CHALLENGE A |
Edit the stretch of the skill assessment from "The skill's name/description" through "corrected or justified." so that "registry metadata" becomes "skill manifest", and give that stretch back with the change.

-------- EXCERPTED PASSAGE --------

Purpose & Capability

The skill's name/description (generate a storyboard and optionally submit video generation to Volcengine Ark) matches the code and instructions: scripts submit tasks to an Ark API and download/merge results. However the registry metadata lists no required environment variables or binaries while the implementation clearly expects an API key (ARK_API_KEY or a key in ~/.openclaw/openclaw.json) and uses external tools (curl, ffmpeg/ffprobe). That discrepancy is unexpected and should be corrected or justified.

Instruction Scope

SKILL.md and scripts instruct the agent to: ask for/handle reference images, submit generation jobs to Ark, poll status, automatically download videos into ~/.openclaw/media/{timestamp}/, run ffmpeg to merge/compress, and record workflow info in ~/.openclaw/workspace/WORKFLOW.md. The skill also contains a hard rule to default all human characters to 'East Asian' unless specified, which is an ethical/behavioral policy issue and not a technical necessity. The instructions also reference sending via a 'message' tool to Feishu (external endpoint) even though no code implements that call — scope includes file I/O, network calls, and user-facing behavioral defaults that are not purely technical.

ℹ

Install Mechanism

There is no install spec (instruction-only), which reduces installer risk, but the package nevertheless includes runnable scripts that invoke curl, ffmpeg, and subprocesses. No external download URLs or archive extraction are present. Because the skill contains executable scripts, installing or running the skill will execute local network calls and file writes even without a separate install step.

--------

CHALLENGE B |
Repeat word for word the stretch of the records from their first line through the line containing "534, 457, 558]".

-------- THE INPUT --------

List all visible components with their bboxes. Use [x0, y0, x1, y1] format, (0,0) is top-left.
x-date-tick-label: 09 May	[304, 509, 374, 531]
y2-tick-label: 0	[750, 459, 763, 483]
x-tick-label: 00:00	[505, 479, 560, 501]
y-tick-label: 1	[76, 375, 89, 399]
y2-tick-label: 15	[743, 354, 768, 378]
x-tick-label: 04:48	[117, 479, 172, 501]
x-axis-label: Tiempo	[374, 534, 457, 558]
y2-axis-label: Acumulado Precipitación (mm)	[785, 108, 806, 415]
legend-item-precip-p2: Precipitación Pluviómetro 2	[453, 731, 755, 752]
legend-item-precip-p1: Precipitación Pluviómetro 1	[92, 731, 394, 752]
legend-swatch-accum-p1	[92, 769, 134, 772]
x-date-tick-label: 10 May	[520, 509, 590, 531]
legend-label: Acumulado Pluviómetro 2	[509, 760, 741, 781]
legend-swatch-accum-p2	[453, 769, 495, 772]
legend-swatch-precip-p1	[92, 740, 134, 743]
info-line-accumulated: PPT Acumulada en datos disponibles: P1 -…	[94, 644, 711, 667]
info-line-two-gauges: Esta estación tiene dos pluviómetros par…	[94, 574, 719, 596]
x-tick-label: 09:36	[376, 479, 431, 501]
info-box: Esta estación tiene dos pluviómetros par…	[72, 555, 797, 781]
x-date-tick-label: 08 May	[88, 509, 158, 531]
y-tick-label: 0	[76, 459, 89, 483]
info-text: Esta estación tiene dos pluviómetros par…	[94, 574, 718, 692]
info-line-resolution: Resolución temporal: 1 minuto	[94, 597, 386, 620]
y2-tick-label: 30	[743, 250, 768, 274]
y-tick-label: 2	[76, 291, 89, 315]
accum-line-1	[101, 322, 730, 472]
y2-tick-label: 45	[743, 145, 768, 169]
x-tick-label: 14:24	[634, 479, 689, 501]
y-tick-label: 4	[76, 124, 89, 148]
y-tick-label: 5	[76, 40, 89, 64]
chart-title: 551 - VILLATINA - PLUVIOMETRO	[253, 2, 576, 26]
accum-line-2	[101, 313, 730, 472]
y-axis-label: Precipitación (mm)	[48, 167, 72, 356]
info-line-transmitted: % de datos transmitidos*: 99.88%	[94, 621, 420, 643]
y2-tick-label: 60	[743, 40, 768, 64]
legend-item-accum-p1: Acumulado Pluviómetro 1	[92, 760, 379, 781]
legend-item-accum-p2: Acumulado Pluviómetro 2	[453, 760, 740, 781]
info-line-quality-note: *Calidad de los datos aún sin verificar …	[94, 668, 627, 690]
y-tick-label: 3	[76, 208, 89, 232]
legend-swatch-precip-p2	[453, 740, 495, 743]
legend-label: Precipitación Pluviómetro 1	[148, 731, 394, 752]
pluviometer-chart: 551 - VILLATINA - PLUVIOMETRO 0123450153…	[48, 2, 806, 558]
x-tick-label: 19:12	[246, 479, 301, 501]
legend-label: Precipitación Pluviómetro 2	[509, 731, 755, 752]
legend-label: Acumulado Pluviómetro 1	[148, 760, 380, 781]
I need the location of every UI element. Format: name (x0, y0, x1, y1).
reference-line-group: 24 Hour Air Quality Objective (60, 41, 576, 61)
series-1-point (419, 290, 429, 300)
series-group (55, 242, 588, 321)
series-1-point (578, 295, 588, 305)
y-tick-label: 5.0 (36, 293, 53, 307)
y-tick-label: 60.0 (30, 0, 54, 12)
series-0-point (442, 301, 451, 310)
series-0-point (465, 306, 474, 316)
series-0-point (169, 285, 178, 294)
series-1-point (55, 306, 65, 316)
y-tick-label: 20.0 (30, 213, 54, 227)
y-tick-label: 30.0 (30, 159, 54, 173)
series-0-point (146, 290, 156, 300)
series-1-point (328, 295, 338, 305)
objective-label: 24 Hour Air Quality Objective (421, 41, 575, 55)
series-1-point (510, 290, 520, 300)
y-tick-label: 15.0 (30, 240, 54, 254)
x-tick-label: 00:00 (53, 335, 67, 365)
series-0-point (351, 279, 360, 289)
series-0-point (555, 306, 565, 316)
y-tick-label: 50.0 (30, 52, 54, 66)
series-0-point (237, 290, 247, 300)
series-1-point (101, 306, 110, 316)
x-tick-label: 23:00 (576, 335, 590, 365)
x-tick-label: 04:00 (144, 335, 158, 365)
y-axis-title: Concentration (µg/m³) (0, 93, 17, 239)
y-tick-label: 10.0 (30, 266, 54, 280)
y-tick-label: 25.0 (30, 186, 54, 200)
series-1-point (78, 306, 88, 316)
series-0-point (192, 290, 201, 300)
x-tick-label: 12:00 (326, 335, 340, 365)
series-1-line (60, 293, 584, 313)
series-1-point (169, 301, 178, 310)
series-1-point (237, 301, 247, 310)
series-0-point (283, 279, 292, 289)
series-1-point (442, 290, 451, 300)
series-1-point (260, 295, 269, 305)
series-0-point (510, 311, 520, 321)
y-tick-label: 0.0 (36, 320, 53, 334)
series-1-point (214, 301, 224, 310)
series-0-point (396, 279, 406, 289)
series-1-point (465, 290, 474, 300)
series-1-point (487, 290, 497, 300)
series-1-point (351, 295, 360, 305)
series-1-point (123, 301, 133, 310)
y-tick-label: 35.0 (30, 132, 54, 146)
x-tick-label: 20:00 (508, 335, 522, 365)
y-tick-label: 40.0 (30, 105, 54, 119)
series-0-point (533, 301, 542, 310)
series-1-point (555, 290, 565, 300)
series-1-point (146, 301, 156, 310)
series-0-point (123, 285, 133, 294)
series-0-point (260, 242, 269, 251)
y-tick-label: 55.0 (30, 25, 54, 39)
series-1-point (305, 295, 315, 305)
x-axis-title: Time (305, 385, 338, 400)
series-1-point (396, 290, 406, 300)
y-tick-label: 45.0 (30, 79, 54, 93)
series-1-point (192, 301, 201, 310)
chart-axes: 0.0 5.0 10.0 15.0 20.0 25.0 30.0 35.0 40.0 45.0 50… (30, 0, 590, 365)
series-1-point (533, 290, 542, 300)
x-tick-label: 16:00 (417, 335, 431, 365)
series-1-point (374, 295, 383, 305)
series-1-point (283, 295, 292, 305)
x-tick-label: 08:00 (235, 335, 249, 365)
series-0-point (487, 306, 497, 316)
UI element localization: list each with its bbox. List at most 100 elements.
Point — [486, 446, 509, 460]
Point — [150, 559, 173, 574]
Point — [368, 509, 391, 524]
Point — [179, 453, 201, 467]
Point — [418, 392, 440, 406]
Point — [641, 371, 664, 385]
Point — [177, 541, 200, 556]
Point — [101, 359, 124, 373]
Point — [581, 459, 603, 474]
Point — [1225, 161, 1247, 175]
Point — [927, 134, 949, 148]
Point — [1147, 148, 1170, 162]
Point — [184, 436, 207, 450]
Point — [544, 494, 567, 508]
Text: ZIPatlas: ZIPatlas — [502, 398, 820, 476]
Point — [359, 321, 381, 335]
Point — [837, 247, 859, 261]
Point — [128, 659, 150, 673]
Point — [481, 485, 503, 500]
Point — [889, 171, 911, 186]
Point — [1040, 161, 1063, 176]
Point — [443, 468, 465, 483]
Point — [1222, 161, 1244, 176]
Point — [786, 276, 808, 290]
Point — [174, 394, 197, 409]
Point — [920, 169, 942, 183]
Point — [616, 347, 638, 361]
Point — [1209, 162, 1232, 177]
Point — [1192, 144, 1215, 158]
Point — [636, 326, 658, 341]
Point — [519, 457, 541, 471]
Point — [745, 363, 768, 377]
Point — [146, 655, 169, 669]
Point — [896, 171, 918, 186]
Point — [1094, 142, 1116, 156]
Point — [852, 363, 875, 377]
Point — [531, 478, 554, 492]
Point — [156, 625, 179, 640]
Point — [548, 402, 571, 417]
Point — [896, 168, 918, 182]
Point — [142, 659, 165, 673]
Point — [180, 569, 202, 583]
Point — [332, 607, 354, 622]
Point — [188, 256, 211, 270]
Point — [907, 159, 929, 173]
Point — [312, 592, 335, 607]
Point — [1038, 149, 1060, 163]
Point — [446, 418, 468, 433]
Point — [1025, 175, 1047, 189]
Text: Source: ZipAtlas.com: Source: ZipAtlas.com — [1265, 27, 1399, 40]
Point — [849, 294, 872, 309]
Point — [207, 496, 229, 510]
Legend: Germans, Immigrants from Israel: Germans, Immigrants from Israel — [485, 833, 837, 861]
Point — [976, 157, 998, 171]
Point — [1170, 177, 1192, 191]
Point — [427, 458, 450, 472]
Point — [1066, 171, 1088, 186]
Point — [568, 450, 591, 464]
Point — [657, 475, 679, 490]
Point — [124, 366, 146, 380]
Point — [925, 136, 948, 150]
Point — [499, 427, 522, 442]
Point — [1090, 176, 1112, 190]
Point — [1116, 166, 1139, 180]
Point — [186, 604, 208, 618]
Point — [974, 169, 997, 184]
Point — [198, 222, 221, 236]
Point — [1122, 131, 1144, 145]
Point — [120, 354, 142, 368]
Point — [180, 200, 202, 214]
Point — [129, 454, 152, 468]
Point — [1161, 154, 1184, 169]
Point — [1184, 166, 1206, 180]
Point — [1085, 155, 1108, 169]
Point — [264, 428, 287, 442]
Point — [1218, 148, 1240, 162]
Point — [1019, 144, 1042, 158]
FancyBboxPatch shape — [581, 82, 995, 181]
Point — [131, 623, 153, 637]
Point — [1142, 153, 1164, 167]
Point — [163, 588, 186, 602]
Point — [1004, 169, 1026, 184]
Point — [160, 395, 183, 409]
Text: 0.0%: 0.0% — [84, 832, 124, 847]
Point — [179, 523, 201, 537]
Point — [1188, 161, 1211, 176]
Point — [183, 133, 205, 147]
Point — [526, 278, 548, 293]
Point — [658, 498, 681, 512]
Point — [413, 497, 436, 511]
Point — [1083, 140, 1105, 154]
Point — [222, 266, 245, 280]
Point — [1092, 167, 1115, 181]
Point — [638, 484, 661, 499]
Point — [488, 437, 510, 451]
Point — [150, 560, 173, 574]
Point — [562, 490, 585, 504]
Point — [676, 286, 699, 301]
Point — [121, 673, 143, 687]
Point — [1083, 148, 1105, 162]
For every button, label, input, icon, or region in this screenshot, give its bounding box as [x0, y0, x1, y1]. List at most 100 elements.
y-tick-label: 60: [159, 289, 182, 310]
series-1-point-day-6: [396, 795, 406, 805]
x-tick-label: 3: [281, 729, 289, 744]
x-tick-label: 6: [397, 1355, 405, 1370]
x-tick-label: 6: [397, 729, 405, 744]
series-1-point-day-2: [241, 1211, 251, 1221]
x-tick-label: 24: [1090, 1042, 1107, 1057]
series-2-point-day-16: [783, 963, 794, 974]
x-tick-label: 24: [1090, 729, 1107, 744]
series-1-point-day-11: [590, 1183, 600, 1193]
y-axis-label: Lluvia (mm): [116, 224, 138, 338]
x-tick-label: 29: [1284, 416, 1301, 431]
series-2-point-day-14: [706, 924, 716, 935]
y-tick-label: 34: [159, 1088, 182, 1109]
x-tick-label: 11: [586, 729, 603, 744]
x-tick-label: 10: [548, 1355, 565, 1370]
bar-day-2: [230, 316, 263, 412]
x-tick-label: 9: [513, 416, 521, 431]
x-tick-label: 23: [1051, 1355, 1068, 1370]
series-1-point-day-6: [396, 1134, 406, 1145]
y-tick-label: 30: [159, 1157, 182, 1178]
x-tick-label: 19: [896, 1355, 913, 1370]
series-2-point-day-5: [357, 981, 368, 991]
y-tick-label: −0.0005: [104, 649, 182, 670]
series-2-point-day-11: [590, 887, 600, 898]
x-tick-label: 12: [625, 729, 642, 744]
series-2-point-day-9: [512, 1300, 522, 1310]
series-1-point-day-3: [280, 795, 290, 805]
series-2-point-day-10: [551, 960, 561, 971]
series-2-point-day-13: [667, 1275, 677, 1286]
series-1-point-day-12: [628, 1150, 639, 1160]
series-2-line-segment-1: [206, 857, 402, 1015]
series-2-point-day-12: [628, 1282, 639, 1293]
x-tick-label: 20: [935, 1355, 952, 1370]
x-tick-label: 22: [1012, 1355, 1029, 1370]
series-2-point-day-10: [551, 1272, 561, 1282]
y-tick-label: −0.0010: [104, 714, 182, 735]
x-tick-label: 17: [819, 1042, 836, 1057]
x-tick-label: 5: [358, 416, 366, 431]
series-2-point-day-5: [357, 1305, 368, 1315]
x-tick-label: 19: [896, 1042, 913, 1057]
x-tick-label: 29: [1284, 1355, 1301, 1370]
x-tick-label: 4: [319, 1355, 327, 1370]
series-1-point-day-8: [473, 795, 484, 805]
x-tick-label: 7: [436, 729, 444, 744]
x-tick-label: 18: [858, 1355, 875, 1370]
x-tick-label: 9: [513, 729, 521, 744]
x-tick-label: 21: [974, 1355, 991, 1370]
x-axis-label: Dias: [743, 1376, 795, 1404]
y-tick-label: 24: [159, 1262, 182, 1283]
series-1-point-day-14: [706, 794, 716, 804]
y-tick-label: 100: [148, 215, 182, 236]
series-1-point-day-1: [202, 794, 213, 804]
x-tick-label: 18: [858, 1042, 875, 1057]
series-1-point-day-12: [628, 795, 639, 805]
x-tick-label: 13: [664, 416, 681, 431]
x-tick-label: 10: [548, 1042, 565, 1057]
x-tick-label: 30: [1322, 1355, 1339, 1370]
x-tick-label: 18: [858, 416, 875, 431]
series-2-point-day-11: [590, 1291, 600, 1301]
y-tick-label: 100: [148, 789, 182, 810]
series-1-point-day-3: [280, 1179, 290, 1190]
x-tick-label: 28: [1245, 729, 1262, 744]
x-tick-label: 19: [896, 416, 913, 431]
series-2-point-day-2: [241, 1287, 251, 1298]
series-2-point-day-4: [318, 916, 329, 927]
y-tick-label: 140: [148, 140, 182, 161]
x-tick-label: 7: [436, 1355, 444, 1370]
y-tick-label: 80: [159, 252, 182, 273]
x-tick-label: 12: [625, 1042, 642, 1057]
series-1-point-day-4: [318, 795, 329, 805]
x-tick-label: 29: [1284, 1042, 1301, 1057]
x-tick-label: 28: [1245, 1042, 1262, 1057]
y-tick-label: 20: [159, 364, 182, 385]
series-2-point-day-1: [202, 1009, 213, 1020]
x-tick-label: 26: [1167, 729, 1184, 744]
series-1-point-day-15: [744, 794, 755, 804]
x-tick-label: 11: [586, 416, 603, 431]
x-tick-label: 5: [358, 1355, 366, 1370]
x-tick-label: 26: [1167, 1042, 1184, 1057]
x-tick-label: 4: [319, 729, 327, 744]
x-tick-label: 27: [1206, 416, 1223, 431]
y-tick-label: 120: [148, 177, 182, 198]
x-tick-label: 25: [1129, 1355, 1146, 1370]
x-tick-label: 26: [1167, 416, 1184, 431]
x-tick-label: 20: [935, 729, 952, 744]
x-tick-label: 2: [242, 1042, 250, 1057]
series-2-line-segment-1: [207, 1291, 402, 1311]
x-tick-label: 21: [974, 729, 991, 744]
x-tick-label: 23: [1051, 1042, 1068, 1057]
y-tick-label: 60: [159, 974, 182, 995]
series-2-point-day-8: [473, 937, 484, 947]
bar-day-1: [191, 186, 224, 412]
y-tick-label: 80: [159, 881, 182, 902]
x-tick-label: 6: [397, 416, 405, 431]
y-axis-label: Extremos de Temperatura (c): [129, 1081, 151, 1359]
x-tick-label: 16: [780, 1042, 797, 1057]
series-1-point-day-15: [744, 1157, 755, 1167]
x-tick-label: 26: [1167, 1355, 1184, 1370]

--------

COMPLETE OUTPUT A |
The skill's name/description (generate a storyboard and optionally submit video generation to Volcengine Ark) matches the code and instructions: scripts submit tasks to an Ark API and download/merge results. However the skill manifest lists no required environment variables or binaries while the implementation clearly expects an API key (ARK_API_KEY or a key in ~/.openclaw/openclaw.json) and uses external tools (curl, ffmpeg/ffprobe). That discrepancy is unexpected and should be corrected or justified.

COMPLETE OUTPUT B |
List all visible components with their bboxes. Use [x0, y0, x1, y1] format, (0,0) is top-left.
x-date-tick-label: 09 May	[304, 509, 374, 531]
y2-tick-label: 0	[750, 459, 763, 483]
x-tick-label: 00:00	[505, 479, 560, 501]
y-tick-label: 1	[76, 375, 89, 399]
y2-tick-label: 15	[743, 354, 768, 378]
x-tick-label: 04:48	[117, 479, 172, 501]
x-axis-label: Tiempo	[374, 534, 457, 558]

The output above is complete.